● WORK INSTRUCTIONS:
Locate each line containing the string "structure" and copy it out.

● EXERCISE INPUT:

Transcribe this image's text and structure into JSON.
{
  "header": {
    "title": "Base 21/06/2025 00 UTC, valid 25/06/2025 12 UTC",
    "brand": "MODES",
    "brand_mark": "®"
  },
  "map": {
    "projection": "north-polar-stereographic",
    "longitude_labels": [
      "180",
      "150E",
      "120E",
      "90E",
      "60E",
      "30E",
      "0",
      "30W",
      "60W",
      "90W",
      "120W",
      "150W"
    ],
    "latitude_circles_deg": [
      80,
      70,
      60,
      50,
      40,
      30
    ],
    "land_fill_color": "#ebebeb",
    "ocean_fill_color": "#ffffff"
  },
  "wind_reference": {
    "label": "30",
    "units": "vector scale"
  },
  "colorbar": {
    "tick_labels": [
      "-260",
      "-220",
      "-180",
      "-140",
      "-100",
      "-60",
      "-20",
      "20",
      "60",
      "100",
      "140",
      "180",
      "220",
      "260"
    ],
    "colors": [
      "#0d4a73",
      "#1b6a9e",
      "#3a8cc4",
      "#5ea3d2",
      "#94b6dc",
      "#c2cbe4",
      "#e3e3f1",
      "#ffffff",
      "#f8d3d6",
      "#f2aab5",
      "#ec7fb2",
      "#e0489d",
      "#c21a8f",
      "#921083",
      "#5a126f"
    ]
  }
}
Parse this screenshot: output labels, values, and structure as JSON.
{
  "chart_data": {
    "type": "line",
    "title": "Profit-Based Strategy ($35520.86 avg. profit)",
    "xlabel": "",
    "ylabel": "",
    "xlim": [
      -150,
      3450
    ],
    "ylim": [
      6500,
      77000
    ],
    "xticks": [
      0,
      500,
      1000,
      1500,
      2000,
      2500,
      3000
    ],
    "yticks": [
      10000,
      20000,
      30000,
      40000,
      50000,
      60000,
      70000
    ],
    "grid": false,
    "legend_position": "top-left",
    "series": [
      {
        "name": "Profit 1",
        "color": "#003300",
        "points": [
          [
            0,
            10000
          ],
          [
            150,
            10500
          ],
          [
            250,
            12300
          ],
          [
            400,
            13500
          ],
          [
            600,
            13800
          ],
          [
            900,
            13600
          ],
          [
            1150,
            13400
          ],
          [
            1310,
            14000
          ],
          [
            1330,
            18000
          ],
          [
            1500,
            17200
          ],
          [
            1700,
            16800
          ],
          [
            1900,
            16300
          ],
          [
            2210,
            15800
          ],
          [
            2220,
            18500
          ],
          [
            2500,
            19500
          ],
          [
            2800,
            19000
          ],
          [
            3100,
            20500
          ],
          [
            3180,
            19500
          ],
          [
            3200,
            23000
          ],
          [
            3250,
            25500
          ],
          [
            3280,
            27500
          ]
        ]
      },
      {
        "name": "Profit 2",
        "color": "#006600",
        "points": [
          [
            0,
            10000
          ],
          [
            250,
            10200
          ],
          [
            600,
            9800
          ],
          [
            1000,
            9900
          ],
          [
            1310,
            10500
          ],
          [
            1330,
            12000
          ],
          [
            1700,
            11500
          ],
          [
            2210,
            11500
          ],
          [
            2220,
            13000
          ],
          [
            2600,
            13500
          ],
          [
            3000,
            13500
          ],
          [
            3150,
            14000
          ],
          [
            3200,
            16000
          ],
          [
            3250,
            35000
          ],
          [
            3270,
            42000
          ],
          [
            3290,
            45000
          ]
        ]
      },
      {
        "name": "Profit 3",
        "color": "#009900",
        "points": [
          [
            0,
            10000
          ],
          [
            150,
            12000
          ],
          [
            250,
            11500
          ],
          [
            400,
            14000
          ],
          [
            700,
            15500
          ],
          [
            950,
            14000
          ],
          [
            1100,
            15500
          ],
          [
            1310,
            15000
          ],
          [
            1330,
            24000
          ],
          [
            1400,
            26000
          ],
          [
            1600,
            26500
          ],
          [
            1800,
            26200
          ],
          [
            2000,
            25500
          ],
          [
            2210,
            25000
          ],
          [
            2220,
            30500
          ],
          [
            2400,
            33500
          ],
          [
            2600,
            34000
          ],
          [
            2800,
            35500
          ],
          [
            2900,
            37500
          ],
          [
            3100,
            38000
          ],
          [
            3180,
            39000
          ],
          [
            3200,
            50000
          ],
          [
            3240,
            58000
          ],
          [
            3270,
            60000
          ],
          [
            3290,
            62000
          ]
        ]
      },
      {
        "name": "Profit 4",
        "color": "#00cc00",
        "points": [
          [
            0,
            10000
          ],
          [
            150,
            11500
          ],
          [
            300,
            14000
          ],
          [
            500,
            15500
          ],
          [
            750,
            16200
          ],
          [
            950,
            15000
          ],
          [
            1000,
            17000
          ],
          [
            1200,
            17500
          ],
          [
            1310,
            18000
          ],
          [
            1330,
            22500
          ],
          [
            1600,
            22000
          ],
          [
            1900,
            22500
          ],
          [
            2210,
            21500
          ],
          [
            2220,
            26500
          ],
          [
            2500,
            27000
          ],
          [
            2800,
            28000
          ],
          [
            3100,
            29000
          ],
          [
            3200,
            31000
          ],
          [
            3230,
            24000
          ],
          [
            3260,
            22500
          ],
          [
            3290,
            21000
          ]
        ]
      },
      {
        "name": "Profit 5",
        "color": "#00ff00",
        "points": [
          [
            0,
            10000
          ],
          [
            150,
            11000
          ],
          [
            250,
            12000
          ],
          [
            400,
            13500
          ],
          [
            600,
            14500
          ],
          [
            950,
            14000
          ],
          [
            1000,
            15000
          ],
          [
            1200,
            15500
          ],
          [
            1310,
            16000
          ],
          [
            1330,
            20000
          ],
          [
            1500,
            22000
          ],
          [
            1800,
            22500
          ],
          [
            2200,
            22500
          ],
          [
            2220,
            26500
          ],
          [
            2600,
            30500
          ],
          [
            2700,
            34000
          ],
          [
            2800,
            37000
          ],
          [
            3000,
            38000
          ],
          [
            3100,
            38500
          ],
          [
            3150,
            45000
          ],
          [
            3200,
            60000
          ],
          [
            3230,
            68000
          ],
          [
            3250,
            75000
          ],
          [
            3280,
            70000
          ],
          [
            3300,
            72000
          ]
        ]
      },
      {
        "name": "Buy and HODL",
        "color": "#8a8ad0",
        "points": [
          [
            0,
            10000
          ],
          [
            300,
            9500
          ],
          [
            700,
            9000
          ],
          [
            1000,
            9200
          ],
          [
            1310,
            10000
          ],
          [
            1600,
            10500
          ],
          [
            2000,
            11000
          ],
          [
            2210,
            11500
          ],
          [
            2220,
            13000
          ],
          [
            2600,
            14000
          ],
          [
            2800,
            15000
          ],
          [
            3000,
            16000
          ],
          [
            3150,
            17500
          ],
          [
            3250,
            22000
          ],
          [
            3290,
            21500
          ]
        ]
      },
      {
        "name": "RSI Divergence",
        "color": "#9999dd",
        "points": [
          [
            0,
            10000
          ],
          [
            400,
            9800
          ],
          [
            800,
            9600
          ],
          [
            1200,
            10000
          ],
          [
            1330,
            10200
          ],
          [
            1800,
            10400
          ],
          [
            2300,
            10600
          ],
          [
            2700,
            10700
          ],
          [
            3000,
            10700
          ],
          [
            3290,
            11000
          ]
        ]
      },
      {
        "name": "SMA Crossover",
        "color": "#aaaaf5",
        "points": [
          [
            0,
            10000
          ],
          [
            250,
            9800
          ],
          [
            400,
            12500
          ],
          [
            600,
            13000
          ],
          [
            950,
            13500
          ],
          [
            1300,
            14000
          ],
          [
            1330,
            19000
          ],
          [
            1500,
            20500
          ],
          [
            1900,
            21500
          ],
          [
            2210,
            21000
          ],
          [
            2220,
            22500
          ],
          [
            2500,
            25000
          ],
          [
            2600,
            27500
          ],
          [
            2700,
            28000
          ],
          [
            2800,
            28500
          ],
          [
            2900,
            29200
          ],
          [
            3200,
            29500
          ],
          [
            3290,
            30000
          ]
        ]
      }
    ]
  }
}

● OUTPUT FOR THIS TASK:
Transcribe this image's text and structure into JSON.
Parse this screenshot: output labels, values, and structure as JSON.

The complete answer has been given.